Materials provided.

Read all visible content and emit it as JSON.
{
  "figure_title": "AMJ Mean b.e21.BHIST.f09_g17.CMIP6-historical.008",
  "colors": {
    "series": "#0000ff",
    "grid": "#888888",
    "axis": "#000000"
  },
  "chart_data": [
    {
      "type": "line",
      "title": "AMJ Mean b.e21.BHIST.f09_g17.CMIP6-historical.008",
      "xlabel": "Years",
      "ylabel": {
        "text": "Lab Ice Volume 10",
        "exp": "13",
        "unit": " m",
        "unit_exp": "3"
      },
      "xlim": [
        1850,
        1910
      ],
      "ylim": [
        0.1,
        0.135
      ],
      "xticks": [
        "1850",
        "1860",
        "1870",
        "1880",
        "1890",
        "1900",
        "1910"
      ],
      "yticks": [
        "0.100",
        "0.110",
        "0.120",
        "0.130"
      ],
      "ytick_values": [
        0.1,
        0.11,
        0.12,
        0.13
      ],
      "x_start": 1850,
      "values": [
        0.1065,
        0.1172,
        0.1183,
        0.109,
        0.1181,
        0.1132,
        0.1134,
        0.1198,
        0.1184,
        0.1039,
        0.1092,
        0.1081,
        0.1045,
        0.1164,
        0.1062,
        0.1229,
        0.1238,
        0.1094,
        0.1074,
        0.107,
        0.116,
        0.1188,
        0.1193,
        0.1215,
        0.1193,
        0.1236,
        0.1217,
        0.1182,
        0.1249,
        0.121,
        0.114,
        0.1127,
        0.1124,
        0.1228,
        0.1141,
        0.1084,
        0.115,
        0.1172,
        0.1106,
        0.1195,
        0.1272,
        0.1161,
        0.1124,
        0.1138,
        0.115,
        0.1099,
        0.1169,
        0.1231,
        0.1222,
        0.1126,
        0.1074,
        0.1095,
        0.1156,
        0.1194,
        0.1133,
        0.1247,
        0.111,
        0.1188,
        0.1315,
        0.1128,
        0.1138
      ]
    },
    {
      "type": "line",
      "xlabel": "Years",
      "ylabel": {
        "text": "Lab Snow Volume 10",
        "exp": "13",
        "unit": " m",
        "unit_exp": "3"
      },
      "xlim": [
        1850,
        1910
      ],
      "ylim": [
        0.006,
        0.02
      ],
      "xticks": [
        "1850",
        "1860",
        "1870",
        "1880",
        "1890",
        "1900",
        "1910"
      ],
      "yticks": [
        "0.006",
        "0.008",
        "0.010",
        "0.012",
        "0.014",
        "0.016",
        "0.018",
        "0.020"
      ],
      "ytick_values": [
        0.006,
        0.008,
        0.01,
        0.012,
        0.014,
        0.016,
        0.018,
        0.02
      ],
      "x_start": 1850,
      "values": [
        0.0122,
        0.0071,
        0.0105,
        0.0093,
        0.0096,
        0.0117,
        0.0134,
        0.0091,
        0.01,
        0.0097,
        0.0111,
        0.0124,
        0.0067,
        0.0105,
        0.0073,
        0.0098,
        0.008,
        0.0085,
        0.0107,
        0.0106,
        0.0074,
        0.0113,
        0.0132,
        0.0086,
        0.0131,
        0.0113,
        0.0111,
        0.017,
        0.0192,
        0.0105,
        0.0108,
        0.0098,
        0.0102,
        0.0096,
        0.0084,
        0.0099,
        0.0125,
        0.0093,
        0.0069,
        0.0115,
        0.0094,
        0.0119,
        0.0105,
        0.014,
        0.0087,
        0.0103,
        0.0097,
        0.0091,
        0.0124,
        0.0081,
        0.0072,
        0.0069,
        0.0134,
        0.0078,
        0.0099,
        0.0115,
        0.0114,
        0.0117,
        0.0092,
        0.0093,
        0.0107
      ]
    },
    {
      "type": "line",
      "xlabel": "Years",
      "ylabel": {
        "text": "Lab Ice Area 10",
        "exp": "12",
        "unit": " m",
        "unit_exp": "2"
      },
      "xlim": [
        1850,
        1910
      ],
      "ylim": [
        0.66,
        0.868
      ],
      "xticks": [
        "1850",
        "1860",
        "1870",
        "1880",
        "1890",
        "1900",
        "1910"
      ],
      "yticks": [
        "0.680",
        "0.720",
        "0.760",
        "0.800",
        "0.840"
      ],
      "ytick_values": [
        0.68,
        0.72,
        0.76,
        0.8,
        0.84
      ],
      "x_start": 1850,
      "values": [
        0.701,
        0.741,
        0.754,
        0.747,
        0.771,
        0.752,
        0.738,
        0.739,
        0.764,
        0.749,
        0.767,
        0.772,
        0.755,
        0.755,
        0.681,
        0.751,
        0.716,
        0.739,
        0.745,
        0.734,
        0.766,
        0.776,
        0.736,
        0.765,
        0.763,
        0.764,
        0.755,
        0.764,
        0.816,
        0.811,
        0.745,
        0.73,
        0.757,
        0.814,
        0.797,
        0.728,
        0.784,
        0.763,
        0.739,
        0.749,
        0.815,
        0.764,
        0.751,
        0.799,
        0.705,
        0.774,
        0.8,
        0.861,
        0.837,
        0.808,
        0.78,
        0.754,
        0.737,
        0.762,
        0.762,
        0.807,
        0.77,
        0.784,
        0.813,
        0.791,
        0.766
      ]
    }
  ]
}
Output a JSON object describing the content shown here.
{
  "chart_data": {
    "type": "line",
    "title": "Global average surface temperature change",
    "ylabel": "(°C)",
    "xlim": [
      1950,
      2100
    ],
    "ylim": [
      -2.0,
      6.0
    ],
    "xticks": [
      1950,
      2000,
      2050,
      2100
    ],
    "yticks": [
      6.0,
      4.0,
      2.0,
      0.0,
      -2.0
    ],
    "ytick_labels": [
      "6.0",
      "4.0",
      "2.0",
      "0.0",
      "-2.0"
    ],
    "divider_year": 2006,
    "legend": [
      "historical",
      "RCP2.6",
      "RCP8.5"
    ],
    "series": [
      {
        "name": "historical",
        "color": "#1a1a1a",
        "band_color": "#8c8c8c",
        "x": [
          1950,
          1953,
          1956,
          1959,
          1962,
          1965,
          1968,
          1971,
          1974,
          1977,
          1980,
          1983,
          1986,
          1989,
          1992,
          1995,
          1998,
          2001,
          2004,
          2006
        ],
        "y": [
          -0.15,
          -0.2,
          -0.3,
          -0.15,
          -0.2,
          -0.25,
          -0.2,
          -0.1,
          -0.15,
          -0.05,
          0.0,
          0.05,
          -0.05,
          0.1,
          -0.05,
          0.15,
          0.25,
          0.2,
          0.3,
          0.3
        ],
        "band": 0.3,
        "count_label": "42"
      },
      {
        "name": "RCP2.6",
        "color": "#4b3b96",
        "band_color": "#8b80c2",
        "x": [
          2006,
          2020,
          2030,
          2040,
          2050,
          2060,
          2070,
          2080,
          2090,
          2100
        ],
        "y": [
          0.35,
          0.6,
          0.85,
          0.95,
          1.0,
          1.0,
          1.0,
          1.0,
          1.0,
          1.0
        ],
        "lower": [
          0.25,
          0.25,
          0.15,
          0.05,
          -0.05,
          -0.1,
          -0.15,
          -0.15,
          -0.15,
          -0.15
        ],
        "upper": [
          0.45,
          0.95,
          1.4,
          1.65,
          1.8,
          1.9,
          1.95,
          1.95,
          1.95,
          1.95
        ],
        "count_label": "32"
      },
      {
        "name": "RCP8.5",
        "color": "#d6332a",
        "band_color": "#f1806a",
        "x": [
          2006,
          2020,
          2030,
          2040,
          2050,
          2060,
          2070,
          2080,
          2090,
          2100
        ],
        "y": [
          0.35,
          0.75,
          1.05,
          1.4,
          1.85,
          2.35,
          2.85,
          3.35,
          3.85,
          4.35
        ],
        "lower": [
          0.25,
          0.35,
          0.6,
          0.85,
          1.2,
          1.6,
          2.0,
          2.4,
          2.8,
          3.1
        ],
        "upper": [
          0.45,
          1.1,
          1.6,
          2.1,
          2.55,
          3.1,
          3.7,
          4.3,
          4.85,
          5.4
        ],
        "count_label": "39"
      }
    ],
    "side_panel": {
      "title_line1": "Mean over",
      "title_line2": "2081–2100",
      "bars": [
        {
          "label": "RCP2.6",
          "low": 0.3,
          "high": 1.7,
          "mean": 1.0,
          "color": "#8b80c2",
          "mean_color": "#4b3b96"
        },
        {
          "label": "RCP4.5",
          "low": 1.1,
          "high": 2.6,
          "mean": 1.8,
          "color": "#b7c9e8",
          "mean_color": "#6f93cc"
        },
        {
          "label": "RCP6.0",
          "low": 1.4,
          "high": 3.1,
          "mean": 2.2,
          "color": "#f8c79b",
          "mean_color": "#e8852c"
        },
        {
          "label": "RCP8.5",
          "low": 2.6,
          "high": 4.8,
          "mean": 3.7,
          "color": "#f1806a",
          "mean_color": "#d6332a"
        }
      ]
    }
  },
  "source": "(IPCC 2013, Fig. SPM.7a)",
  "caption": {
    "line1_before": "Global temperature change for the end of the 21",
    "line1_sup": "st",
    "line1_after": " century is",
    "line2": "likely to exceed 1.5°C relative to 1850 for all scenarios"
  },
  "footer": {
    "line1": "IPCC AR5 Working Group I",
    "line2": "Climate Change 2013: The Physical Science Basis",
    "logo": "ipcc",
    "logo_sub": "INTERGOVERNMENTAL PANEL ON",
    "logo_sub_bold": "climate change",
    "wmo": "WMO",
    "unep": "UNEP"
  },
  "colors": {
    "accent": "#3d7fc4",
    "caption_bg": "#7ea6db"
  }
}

Exercise aim.
Extract all lines of the records above that include "content".

Result of this task.
Read all visible content and emit it as JSON.
Output a JSON object describing the content shown here.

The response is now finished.